[STATED TASK] Exactly as written, print each record in the listing.

[ENTRIES SUPPLIED]
_ _ _ _ _ _ _
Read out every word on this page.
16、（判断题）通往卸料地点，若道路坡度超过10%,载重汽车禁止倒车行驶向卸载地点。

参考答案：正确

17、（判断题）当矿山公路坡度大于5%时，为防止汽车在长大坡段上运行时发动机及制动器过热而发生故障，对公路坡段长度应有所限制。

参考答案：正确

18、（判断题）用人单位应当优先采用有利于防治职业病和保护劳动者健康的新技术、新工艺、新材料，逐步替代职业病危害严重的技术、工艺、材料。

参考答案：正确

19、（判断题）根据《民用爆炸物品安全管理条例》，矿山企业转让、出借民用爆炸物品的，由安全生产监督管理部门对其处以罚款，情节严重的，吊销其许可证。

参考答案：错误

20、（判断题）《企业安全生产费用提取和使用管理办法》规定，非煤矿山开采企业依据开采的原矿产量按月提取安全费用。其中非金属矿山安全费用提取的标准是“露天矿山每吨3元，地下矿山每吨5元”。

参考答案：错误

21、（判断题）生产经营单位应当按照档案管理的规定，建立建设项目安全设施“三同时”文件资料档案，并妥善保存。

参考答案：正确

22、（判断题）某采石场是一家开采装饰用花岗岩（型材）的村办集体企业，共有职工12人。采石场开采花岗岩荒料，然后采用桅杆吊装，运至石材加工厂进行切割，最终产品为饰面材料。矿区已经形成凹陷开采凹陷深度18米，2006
_ _ _ _ _ _ _
[RIGHT ANSWER]
Read out every word on this page.
16、（判断题）通往卸料地点，若道路坡度超过10%,载重汽车禁止倒车行驶向卸载地点。

参考答案：正确

17、（判断题）当矿山公路坡度大于5%时，为防止汽车在长大坡段上运行时发动机及制动器过热而发生故障，对公路坡段长度应有所限制。

参考答案：正确

18、（判断题）用人单位应当优先采用有利于防治职业病和保护劳动者健康的新技术、新工艺、新材料，逐步替代职业病危害严重的技术、工艺、材料。

参考答案：正确

19、（判断题）根据《民用爆炸物品安全管理条例》，矿山企业转让、出借民用爆炸物品的，由安全生产监督管理部门对其处以罚款，情节严重的，吊销其许可证。

参考答案：错误

20、（判断题）《企业安全生产费用提取和使用管理办法》规定，非煤矿山开采企业依据开采的原矿产量按月提取安全费用。其中非金属矿山安全费用提取的标准是“露天矿山每吨3元，地下矿山每吨5元”。

参考答案：错误

21、（判断题）生产经营单位应当按照档案管理的规定，建立建设项目安全设施“三同时”文件资料档案，并妥善保存。

参考答案：正确

22、（判断题）某采石场是一家开采装饰用花岗岩（型材）的村办集体企业，共有职工12人。采石场开采花岗岩荒料，然后采用桅杆吊装，运至石材加工厂进行切割，最终产品为饰面材料。矿区已经形成凹陷开采凹陷深度18米，2006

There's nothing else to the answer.